• _DIRECTIONS FOR THIS TASK_: Give every line of the material again, exactly as written.

• _INFORMATION SUPPLIED_:
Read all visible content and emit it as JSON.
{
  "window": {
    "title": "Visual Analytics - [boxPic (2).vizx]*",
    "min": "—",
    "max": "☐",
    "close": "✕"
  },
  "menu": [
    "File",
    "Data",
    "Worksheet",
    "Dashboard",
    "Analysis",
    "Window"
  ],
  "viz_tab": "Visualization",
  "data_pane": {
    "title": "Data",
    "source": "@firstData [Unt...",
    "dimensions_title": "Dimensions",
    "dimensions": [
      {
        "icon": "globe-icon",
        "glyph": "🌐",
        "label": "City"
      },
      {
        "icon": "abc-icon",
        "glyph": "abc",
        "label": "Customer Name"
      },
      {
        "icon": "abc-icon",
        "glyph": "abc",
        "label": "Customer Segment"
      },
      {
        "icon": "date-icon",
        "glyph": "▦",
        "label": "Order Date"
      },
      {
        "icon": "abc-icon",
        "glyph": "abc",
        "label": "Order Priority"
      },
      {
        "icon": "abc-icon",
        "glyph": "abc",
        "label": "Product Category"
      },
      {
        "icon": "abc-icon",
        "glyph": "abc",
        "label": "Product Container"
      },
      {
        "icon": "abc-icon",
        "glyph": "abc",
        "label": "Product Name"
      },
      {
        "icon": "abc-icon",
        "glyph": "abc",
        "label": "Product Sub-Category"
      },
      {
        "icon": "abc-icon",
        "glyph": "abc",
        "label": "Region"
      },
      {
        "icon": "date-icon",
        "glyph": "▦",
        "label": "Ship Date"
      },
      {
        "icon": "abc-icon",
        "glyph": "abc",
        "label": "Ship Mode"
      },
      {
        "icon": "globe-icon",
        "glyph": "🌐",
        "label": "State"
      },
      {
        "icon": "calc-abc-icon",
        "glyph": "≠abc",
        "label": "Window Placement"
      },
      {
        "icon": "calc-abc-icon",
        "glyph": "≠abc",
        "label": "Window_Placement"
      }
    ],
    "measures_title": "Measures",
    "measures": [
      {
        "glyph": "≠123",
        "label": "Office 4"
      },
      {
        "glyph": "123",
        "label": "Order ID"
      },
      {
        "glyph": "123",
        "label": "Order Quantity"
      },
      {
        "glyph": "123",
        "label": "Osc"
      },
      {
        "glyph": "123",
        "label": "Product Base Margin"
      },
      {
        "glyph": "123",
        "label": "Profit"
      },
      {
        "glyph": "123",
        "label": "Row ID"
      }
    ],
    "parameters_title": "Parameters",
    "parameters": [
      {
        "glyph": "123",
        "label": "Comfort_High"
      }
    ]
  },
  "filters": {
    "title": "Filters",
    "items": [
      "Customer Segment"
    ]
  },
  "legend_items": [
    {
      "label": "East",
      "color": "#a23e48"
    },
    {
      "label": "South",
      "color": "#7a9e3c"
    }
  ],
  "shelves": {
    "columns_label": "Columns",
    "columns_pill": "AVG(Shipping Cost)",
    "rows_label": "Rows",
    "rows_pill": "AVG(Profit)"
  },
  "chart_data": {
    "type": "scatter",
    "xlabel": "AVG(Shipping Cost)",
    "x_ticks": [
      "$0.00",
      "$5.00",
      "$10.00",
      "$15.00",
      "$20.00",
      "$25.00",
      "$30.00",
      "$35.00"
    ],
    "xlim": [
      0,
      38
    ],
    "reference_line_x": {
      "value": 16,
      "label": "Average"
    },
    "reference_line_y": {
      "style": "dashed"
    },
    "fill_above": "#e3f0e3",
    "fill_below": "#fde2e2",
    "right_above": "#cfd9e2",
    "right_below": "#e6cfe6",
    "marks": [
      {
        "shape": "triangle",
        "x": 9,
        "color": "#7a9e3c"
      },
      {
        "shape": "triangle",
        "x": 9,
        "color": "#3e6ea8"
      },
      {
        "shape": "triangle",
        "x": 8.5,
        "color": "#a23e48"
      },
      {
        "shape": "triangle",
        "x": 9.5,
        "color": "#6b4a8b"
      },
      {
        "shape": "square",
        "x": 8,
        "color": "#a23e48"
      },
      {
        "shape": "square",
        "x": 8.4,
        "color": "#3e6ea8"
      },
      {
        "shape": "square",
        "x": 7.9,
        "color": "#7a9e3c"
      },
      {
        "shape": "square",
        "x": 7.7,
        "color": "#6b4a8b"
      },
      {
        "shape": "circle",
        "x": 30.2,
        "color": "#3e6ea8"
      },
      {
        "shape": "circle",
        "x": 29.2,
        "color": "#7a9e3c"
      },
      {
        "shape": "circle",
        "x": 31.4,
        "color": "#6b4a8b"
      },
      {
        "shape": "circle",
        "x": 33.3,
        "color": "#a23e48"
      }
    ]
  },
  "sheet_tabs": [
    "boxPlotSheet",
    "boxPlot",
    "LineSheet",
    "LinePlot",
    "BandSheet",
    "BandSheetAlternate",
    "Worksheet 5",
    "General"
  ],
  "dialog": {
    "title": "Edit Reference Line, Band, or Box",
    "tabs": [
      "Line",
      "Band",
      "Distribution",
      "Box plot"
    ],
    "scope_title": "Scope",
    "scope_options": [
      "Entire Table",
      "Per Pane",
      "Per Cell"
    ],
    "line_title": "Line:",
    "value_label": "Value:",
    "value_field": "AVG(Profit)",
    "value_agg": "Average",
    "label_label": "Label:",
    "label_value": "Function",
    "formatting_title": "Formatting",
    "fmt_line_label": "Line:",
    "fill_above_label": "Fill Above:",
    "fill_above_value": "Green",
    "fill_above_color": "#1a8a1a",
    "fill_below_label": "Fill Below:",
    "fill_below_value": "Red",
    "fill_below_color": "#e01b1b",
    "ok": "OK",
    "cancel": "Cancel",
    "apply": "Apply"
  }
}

• _SOLUTION TO THE EXERCISE_:
Read all visible content and emit it as JSON.
{
  "window": {
    "title": "Visual Analytics - [boxPic (2).vizx]*",
    "min": "—",
    "max": "☐",
    "close": "✕"
  },
  "menu": [
    "File",
    "Data",
    "Worksheet",
    "Dashboard",
    "Analysis",
    "Window"
  ],
  "viz_tab": "Visualization",
  "data_pane": {
    "title": "Data",
    "source": "@firstData [Unt...",
    "dimensions_title": "Dimensions",
    "dimensions": [
      {
        "icon": "globe-icon",
        "glyph": "🌐",
        "label": "City"
      },
      {
        "icon": "abc-icon",
        "glyph": "abc",
        "label": "Customer Name"
      },
      {
        "icon": "abc-icon",
        "glyph": "abc",
        "label": "Customer Segment"
      },
      {
        "icon": "date-icon",
        "glyph": "▦",
        "label": "Order Date"
      },
      {
        "icon": "abc-icon",
        "glyph": "abc",
        "label": "Order Priority"
      },
      {
        "icon": "abc-icon",
        "glyph": "abc",
        "label": "Product Category"
      },
      {
        "icon": "abc-icon",
        "glyph": "abc",
        "label": "Product Container"
      },
      {
        "icon": "abc-icon",
        "glyph": "abc",
        "label": "Product Name"
      },
      {
        "icon": "abc-icon",
        "glyph": "abc",
        "label": "Product Sub-Category"
      },
      {
        "icon": "abc-icon",
        "glyph": "abc",
        "label": "Region"
      },
      {
        "icon": "date-icon",
        "glyph": "▦",
        "label": "Ship Date"
      },
      {
        "icon": "abc-icon",
        "glyph": "abc",
        "label": "Ship Mode"
      },
      {
        "icon": "globe-icon",
        "glyph": "🌐",
        "label": "State"
      },
      {
        "icon": "calc-abc-icon",
        "glyph": "≠abc",
        "label": "Window Placement"
      },
      {
        "icon": "calc-abc-icon",
        "glyph": "≠abc",
        "label": "Window_Placement"
      }
    ],
    "measures_title": "Measures",
    "measures": [
      {
        "glyph": "≠123",
        "label": "Office 4"
      },
      {
        "glyph": "123",
        "label": "Order ID"
      },
      {
        "glyph": "123",
        "label": "Order Quantity"
      },
      {
        "glyph": "123",
        "label": "Osc"
      },
      {
        "glyph": "123",
        "label": "Product Base Margin"
      },
      {
        "glyph": "123",
        "label": "Profit"
      },
      {
        "glyph": "123",
        "label": "Row ID"
      }
    ],
    "parameters_title": "Parameters",
    "parameters": [
      {
        "glyph": "123",
        "label": "Comfort_High"
      }
    ]
  },
  "filters": {
    "title": "Filters",
    "items": [
      "Customer Segment"
    ]
  },
  "legend_items": [
    {
      "label": "East",
      "color": "#a23e48"
    },
    {
      "label": "South",
      "color": "#7a9e3c"
    }
  ],
  "shelves": {
    "columns_label": "Columns",
    "columns_pill": "AVG(Shipping Cost)",
    "rows_label": "Rows",
    "rows_pill": "AVG(Profit)"
  },
  "chart_data": {
    "type": "scatter",
    "xlabel": "AVG(Shipping Cost)",
    "x_ticks": [
      "$0.00",
      "$5.00",
      "$10.00",
      "$15.00",
      "$20.00",
      "$25.00",
      "$30.00",
      "$35.00"
    ],
    "xlim": [
      0,
      38
    ],
    "reference_line_x": {
      "value": 16,
      "label": "Average"
    },
    "reference_line_y": {
      "style": "dashed"
    },
    "fill_above": "#e3f0e3",
    "fill_below": "#fde2e2",
    "right_above": "#cfd9e2",
    "right_below": "#e6cfe6",
    "marks": [
      {
        "shape": "triangle",
        "x": 9,
        "color": "#7a9e3c"
      },
      {
        "shape": "triangle",
        "x": 9,
        "color": "#3e6ea8"
      },
      {
        "shape": "triangle",
        "x": 8.5,
        "color": "#a23e48"
      },
      {
        "shape": "triangle",
        "x": 9.5,
        "color": "#6b4a8b"
      },
      {
        "shape": "square",
        "x": 8,
        "color": "#a23e48"
      },
      {
        "shape": "square",
        "x": 8.4,
        "color": "#3e6ea8"
      },
      {
        "shape": "square",
        "x": 7.9,
        "color": "#7a9e3c"
      },
      {
        "shape": "square",
        "x": 7.7,
        "color": "#6b4a8b"
      },
      {
        "shape": "circle",
        "x": 30.2,
        "color": "#3e6ea8"
      },
      {
        "shape": "circle",
        "x": 29.2,
        "color": "#7a9e3c"
      },
      {
        "shape": "circle",
        "x": 31.4,
        "color": "#6b4a8b"
      },
      {
        "shape": "circle",
        "x": 33.3,
        "color": "#a23e48"
      }
    ]
  },
  "sheet_tabs": [
    "boxPlotSheet",
    "boxPlot",
    "LineSheet",
    "LinePlot",
    "BandSheet",
    "BandSheetAlternate",
    "Worksheet 5",
    "General"
  ],
  "dialog": {
    "title": "Edit Reference Line, Band, or Box",
    "tabs": [
      "Line",
      "Band",
      "Distribution",
      "Box plot"
    ],
    "scope_title": "Scope",
    "scope_options": [
      "Entire Table",
      "Per Pane",
      "Per Cell"
    ],
    "line_title": "Line:",
    "value_label": "Value:",
    "value_field": "AVG(Profit)",
    "value_agg": "Average",
    "label_label": "Label:",
    "label_value": "Function",
    "formatting_title": "Formatting",
    "fmt_line_label": "Line:",
    "fill_above_label": "Fill Above:",
    "fill_above_value": "Green",
    "fill_above_color": "#1a8a1a",
    "fill_below_label": "Fill Below:",
    "fill_below_value": "Red",
    "fill_below_color": "#e01b1b",
    "ok": "OK",
    "cancel": "Cancel",
    "apply": "Apply"
  }
}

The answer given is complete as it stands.